- Consigna 1
Responda, según el texto sobre la romanización de la catolicidad:
(a) ¿En qué consiste la quinta marca añadida a la iglesia?
(b) ¿En qué año se publicó el libro de Kenneth Collins y Jerry Walls?
(c) ¿Qué se convirtió en el clímax de la romanización del catolicismo?

- Texto proporcionado
----
La romanización de la catolicidad
Desde un punto de vista más amplio, la catolicidad fue profundamente impactada por la adición de una quinta marca de la iglesia: su centro en la iglesia de Roma, la sede de Roma, las autoridades romanas. La catolicidad absorbió un elemento romano que se entrecruzó tanto con ella que dio origen al catolicismo romano. Según Jaroslav Pelikan, “el nombre ‘católico romano’ unía la universalidad de la Iglesia en el mundo entero, que ha sido durante mucho tiempo el contenido del término ‘católico’, con la especificidad de una sola sede”,[2] la de Roma.
Como Kenneth Collins y Jerry Walls han demostrado acertadamente en su libro, Roman but Not Catholic: What remains at Stake 500 Years after the Reformation [Romano pero no católico: Lo que sigue en juego 500 años después de la Reforma] (2016), la catolicidad romana es una unión establecida desde hace mucho tiempo de la universalidad católica y la particularidad romana, la pluralidad católica y la unidad romana, la exhaustividad católica y la diferencia romana, el totus católico (todo) y el locus romano (lugar), la plenitud católica y la parcialidad romana, la amplitud católica y la estrechez romana, la elasticidad católica y la rigidez romana, el universo católico y el centro romano, el organismo católico y la organización romana, la fe católica y la estructura romana.
A lo largo del camino, la voz y el poder eclesiásticos complementaron y finalmente superaron la autoridad bíblica. La Iglesia Romana aumentó sus reclamos exclusivos. La subida del papado se convirtió en el clímax de la romanización del catolicismo. Los sacramentos fueron utilizados para dividir en vez de unir a los cristianos. Se idealizaron los relatos de la María de la Biblia, que reflejaban la síntesis del catolicismo romano: “En resumen”, dicen los autores, “por irónico que sea, la Iglesia de Roma no es suficientemente católica” (p. 83). El argumento acumulativo presentado es que Roma quiere atar sus romanitas (hechas de estructura imperial, poder político, organización jerárquica, tradiciones extrabíblicas) a su estatus de única iglesia de Jesucristo donde se puede encontrar la plenitud de la gracia. Pero este es exactamente el punto en cuestión. Al querer ser romana, la Iglesia dejó de ser católica. La marca romana fue una adición espuria que alteró la naturaleza de la catolicidad de la Iglesia.
----
(Entradas de un conjunto de datos)

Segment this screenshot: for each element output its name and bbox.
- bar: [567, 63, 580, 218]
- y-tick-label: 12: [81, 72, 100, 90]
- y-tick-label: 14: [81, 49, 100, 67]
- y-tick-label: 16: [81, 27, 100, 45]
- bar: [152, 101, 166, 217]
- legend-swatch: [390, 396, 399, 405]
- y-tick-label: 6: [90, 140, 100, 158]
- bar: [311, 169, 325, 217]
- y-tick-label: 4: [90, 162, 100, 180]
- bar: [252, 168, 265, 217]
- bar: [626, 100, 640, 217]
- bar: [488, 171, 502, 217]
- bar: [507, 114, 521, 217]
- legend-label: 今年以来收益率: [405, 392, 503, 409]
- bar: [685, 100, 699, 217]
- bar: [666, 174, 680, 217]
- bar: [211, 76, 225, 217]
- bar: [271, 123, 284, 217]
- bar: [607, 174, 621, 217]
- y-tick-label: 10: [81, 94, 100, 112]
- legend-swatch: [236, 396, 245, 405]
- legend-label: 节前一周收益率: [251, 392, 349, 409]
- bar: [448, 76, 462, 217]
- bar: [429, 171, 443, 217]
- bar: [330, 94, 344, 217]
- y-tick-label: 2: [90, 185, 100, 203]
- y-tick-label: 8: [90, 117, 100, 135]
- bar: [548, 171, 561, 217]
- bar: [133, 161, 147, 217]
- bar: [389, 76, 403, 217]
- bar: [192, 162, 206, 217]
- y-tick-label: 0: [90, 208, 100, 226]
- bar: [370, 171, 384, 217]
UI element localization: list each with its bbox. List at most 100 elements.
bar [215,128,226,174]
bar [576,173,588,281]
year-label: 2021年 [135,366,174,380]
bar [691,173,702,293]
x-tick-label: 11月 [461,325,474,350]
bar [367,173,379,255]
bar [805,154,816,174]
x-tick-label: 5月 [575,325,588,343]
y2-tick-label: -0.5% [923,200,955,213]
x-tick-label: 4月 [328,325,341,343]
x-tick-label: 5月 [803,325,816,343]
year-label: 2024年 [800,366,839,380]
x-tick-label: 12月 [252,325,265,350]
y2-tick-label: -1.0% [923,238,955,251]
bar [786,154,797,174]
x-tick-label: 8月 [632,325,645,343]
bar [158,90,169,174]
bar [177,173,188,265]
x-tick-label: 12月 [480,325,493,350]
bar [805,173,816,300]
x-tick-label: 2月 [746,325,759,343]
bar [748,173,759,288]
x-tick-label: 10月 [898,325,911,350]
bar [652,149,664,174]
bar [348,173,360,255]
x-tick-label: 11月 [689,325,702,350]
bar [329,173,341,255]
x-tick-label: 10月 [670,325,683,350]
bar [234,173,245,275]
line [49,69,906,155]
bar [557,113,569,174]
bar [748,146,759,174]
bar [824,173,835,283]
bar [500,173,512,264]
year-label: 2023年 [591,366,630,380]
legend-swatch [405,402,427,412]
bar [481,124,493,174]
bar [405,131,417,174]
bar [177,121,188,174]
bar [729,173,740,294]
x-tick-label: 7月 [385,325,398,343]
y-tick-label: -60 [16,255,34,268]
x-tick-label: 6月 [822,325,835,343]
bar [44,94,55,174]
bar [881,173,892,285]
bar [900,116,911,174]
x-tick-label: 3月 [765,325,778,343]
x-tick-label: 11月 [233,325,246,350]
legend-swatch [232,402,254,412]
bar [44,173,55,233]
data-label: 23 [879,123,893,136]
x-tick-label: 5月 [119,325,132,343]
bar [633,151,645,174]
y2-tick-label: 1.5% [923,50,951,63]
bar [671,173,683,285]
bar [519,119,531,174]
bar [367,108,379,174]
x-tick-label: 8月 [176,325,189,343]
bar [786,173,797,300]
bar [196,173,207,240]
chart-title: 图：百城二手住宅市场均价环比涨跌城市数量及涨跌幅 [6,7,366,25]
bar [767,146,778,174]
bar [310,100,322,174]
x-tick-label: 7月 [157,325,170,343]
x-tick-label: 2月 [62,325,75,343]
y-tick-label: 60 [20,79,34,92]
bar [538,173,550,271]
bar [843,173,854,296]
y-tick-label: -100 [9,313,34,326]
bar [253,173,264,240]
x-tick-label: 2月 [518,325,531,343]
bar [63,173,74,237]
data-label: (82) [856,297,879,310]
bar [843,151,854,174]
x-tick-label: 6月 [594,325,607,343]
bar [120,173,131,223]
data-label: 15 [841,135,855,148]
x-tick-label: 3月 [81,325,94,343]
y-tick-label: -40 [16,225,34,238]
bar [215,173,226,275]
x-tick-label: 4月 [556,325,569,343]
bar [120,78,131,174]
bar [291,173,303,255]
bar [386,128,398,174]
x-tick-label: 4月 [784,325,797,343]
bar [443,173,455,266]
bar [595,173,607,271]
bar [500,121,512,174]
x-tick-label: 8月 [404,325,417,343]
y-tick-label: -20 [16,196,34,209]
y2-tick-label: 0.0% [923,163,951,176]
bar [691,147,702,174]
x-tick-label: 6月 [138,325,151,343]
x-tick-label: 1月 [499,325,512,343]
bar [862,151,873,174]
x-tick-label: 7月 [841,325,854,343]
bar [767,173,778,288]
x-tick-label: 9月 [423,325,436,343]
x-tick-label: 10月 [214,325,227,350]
----
- Consigna 2
Sustituya "y-tick-label" por "y-axis-label" en las líneas de las entradas que van desde el inicio hasta la línea que contiene "- bar: [607, 174, 621, 217]", ambas incluidas, y reprodúzcalas sin ningún otro cambio.

- Respuesta correcta 1
(a) Su centro en la iglesia de Roma, la sede de Roma, las autoridades romanas.
(b) En 2016.
(c) La subida del papado.

- Respuesta correcta 2
Segment this screenshot: for each element output its name and bbox.
- bar: [567, 63, 580, 218]
- y-axis-label: 12: [81, 72, 100, 90]
- y-axis-label: 14: [81, 49, 100, 67]
- y-axis-label: 16: [81, 27, 100, 45]
- bar: [152, 101, 166, 217]
- legend-swatch: [390, 396, 399, 405]
- y-axis-label: 6: [90, 140, 100, 158]
- bar: [311, 169, 325, 217]
- y-axis-label: 4: [90, 162, 100, 180]
- bar: [252, 168, 265, 217]
- bar: [626, 100, 640, 217]
- bar: [488, 171, 502, 217]
- bar: [507, 114, 521, 217]
- legend-label: 今年以来收益率: [405, 392, 503, 409]
- bar: [685, 100, 699, 217]
- bar: [666, 174, 680, 217]
- bar: [211, 76, 225, 217]
- bar: [271, 123, 284, 217]
- bar: [607, 174, 621, 217]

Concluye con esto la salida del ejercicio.